Records that describe figures:
=-=-=-=-=

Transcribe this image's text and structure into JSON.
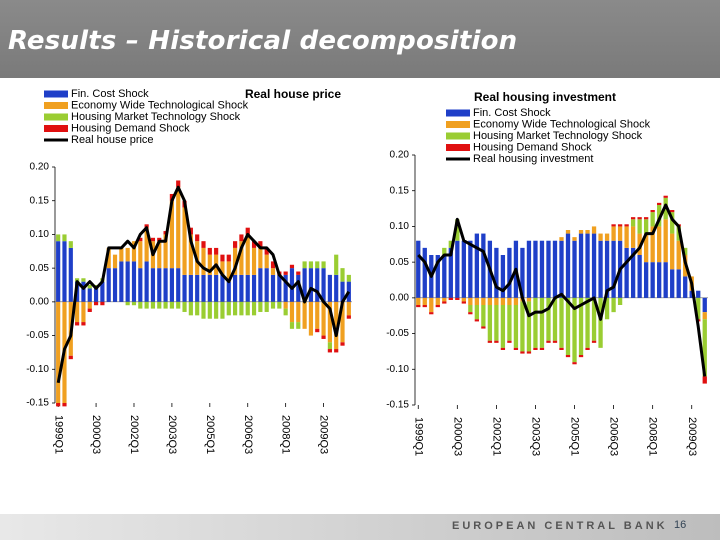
{
  "header": {
    "title": "Results – Historical decomposition"
  },
  "footer": {
    "organization": "EUROPEAN CENTRAL BANK",
    "page": "16"
  },
  "chart_data": [
    {
      "type": "bar",
      "stacked": true,
      "title": "Real house price",
      "categories": [
        "1999Q1",
        null,
        null,
        null,
        null,
        null,
        "2000Q3",
        null,
        null,
        null,
        null,
        null,
        "2002Q1",
        null,
        null,
        null,
        null,
        null,
        "2003Q3",
        null,
        null,
        null,
        null,
        null,
        "2005Q1",
        null,
        null,
        null,
        null,
        null,
        "2006Q3",
        null,
        null,
        null,
        null,
        null,
        "2008Q1",
        null,
        null,
        null,
        null,
        null,
        "2009Q3",
        null,
        null,
        null,
        null
      ],
      "ylim": [
        -0.15,
        0.2
      ],
      "yticks": [
        {
          "value": -0.15,
          "label": "-0.15"
        },
        {
          "value": -0.1,
          "label": "-0.10"
        },
        {
          "value": -0.05,
          "label": "-0.05"
        },
        {
          "value": 0,
          "label": "0.00"
        },
        {
          "value": 0.05,
          "label": "0.05"
        },
        {
          "value": 0.1,
          "label": "0.10"
        },
        {
          "value": 0.15,
          "label": "0.15"
        },
        {
          "value": 0.2,
          "label": "0.20"
        }
      ],
      "series": [
        {
          "name": "Fin. Cost Shock",
          "color": "#1f3fc8",
          "values": [
            0.09,
            0.09,
            0.08,
            0.03,
            0.03,
            0.02,
            0.02,
            0.03,
            0.05,
            0.05,
            0.06,
            0.06,
            0.06,
            0.05,
            0.06,
            0.05,
            0.05,
            0.05,
            0.05,
            0.05,
            0.04,
            0.04,
            0.04,
            0.04,
            0.04,
            0.04,
            0.04,
            0.03,
            0.04,
            0.04,
            0.04,
            0.04,
            0.05,
            0.05,
            0.04,
            0.04,
            0.04,
            0.05,
            0.04,
            0.05,
            0.05,
            0.05,
            0.05,
            0.04,
            0.04,
            0.03,
            0.03
          ]
        },
        {
          "name": "Economy Wide Technological Shock",
          "color": "#f0a020",
          "values": [
            -0.15,
            -0.15,
            -0.08,
            -0.03,
            -0.03,
            -0.01,
            0,
            0,
            0.03,
            0.02,
            0.02,
            0.02,
            0.03,
            0.04,
            0.05,
            0.04,
            0.04,
            0.05,
            0.1,
            0.12,
            0.1,
            0.06,
            0.05,
            0.04,
            0.03,
            0.03,
            0.02,
            0.03,
            0.04,
            0.05,
            0.06,
            0.04,
            0.03,
            0.02,
            0.01,
            0,
            -0.01,
            -0.03,
            -0.03,
            -0.04,
            -0.05,
            -0.04,
            -0.05,
            -0.06,
            -0.07,
            -0.06,
            -0.02
          ]
        },
        {
          "name": "Housing Market Technology Shock",
          "color": "#9acd32",
          "values": [
            0.01,
            0.01,
            0.01,
            0.005,
            0.005,
            0.005,
            0.005,
            0.005,
            0,
            0,
            0,
            -0.005,
            -0.005,
            -0.01,
            -0.01,
            -0.01,
            -0.01,
            -0.01,
            -0.01,
            -0.01,
            -0.015,
            -0.02,
            -0.02,
            -0.025,
            -0.025,
            -0.025,
            -0.025,
            -0.02,
            -0.02,
            -0.02,
            -0.02,
            -0.02,
            -0.015,
            -0.015,
            -0.01,
            -0.01,
            -0.01,
            -0.01,
            -0.01,
            0.01,
            0.01,
            0.01,
            0.01,
            -0.01,
            0.03,
            0.02,
            0.01
          ]
        },
        {
          "name": "Housing Demand Shock",
          "color": "#e01010",
          "values": [
            -0.005,
            -0.005,
            -0.005,
            -0.005,
            -0.005,
            -0.005,
            -0.005,
            -0.005,
            0,
            0,
            0,
            0,
            0,
            0.005,
            0.005,
            0.005,
            0.005,
            0.005,
            0.01,
            0.01,
            0.01,
            0.01,
            0.01,
            0.01,
            0.01,
            0.01,
            0.01,
            0.01,
            0.01,
            0.01,
            0.01,
            0.01,
            0.01,
            0.01,
            0.01,
            0.005,
            0.005,
            0.005,
            0.005,
            0,
            0,
            -0.005,
            -0.005,
            -0.005,
            -0.005,
            -0.005,
            -0.005
          ]
        },
        {
          "name": "Real house price",
          "type": "line",
          "color": "#000000",
          "values": [
            -0.12,
            -0.07,
            -0.05,
            0.03,
            0.02,
            0.03,
            0.02,
            0.03,
            0.08,
            0.08,
            0.08,
            0.09,
            0.08,
            0.1,
            0.11,
            0.07,
            0.09,
            0.09,
            0.15,
            0.17,
            0.15,
            0.09,
            0.06,
            0.05,
            0.045,
            0.055,
            0.04,
            0.03,
            0.05,
            0.08,
            0.1,
            0.09,
            0.08,
            0.08,
            0.07,
            0.04,
            0.03,
            0.02,
            0.03,
            0,
            0.02,
            0.015,
            0,
            -0.01,
            -0.05,
            0,
            0.015
          ]
        }
      ]
    },
    {
      "type": "bar",
      "stacked": true,
      "title": "Real housing investment",
      "categories": [
        "1999Q1",
        null,
        null,
        null,
        null,
        null,
        "2000Q3",
        null,
        null,
        null,
        null,
        null,
        "2002Q1",
        null,
        null,
        null,
        null,
        null,
        "2003Q3",
        null,
        null,
        null,
        null,
        null,
        "2005Q1",
        null,
        null,
        null,
        null,
        null,
        "2006Q3",
        null,
        null,
        null,
        null,
        null,
        "2008Q1",
        null,
        null,
        null,
        null,
        null,
        "2009Q3",
        null,
        null
      ],
      "ylim": [
        -0.15,
        0.2
      ],
      "yticks": [
        {
          "value": -0.15,
          "label": "-0.15"
        },
        {
          "value": -0.1,
          "label": "-0.10"
        },
        {
          "value": -0.05,
          "label": "-0.05"
        },
        {
          "value": 0,
          "label": "0.00"
        },
        {
          "value": 0.05,
          "label": "0.05"
        },
        {
          "value": 0.1,
          "label": "0.10"
        },
        {
          "value": 0.15,
          "label": "0.15"
        },
        {
          "value": 0.2,
          "label": "0.20"
        }
      ],
      "series": [
        {
          "name": "Fin. Cost Shock",
          "color": "#1f3fc8",
          "values": [
            0.08,
            0.07,
            0.06,
            0.06,
            0.06,
            0.07,
            0.08,
            0.08,
            0.08,
            0.09,
            0.09,
            0.08,
            0.07,
            0.06,
            0.07,
            0.08,
            0.07,
            0.08,
            0.08,
            0.08,
            0.08,
            0.08,
            0.08,
            0.09,
            0.08,
            0.09,
            0.09,
            0.09,
            0.08,
            0.08,
            0.08,
            0.08,
            0.07,
            0.07,
            0.06,
            0.05,
            0.05,
            0.05,
            0.05,
            0.04,
            0.04,
            0.03,
            0.01,
            0.01,
            -0.02
          ]
        },
        {
          "name": "Economy Wide Technological Shock",
          "color": "#f0a020",
          "values": [
            -0.01,
            -0.01,
            -0.02,
            -0.01,
            -0.005,
            0,
            0,
            -0.005,
            -0.01,
            -0.01,
            -0.01,
            -0.01,
            -0.01,
            -0.01,
            -0.01,
            -0.01,
            -0.005,
            -0.005,
            0,
            0,
            0,
            0,
            0.005,
            0.005,
            0.005,
            0.005,
            0.005,
            0.01,
            0.01,
            0.01,
            0.02,
            0.02,
            0.03,
            0.03,
            0.03,
            0.04,
            0.05,
            0.05,
            0.06,
            0.05,
            0.04,
            0.03,
            0.02,
            0,
            -0.01
          ]
        },
        {
          "name": "Housing Market Technology Shock",
          "color": "#9acd32",
          "values": [
            0,
            0,
            0,
            0,
            0.01,
            0.01,
            0.03,
            0,
            -0.01,
            -0.02,
            -0.03,
            -0.05,
            -0.05,
            -0.06,
            -0.05,
            -0.06,
            -0.07,
            -0.07,
            -0.07,
            -0.07,
            -0.06,
            -0.06,
            -0.07,
            -0.08,
            -0.09,
            -0.08,
            -0.07,
            -0.06,
            -0.07,
            -0.03,
            -0.02,
            -0.01,
            0,
            0.01,
            0.02,
            0.02,
            0.02,
            0.03,
            0.03,
            0.03,
            0.02,
            0.01,
            0,
            -0.03,
            -0.08
          ]
        },
        {
          "name": "Housing Demand Shock",
          "color": "#e01010",
          "values": [
            -0.003,
            -0.003,
            -0.003,
            -0.003,
            -0.003,
            -0.003,
            -0.003,
            -0.003,
            -0.003,
            -0.003,
            -0.003,
            -0.003,
            -0.003,
            -0.003,
            -0.003,
            -0.003,
            -0.003,
            -0.003,
            -0.003,
            -0.003,
            -0.003,
            -0.003,
            -0.003,
            -0.003,
            -0.003,
            -0.003,
            -0.003,
            -0.003,
            0,
            0,
            0.003,
            0.003,
            0.003,
            0.003,
            0.003,
            0.003,
            0.003,
            0.003,
            0.003,
            0.003,
            0.003,
            0,
            0,
            -0.003,
            -0.01
          ]
        },
        {
          "name": "Real housing investment",
          "type": "line",
          "color": "#000000",
          "values": [
            0.06,
            0.05,
            0.03,
            0.05,
            0.06,
            0.06,
            0.11,
            0.08,
            0.075,
            0.07,
            0.065,
            0.04,
            0.015,
            0.01,
            0.02,
            0.04,
            0,
            -0.025,
            -0.02,
            -0.02,
            -0.015,
            0,
            0.005,
            -0.005,
            -0.015,
            -0.01,
            -0.005,
            0,
            -0.03,
            0.01,
            0.015,
            0.04,
            0.05,
            0.06,
            0.07,
            0.09,
            0.09,
            0.11,
            0.13,
            0.11,
            0.1,
            0.05,
            0.02,
            -0.04,
            -0.11
          ]
        }
      ]
    }
  ]
}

=-=-=-=-=

> _Do this_
Scan the material above for the string "Real" and return the lines that hold it.

> _Complete response_
      "title": "Real house price",
          "name": "Real house price",
      "title": "Real housing investment",
          "name": "Real housing investment",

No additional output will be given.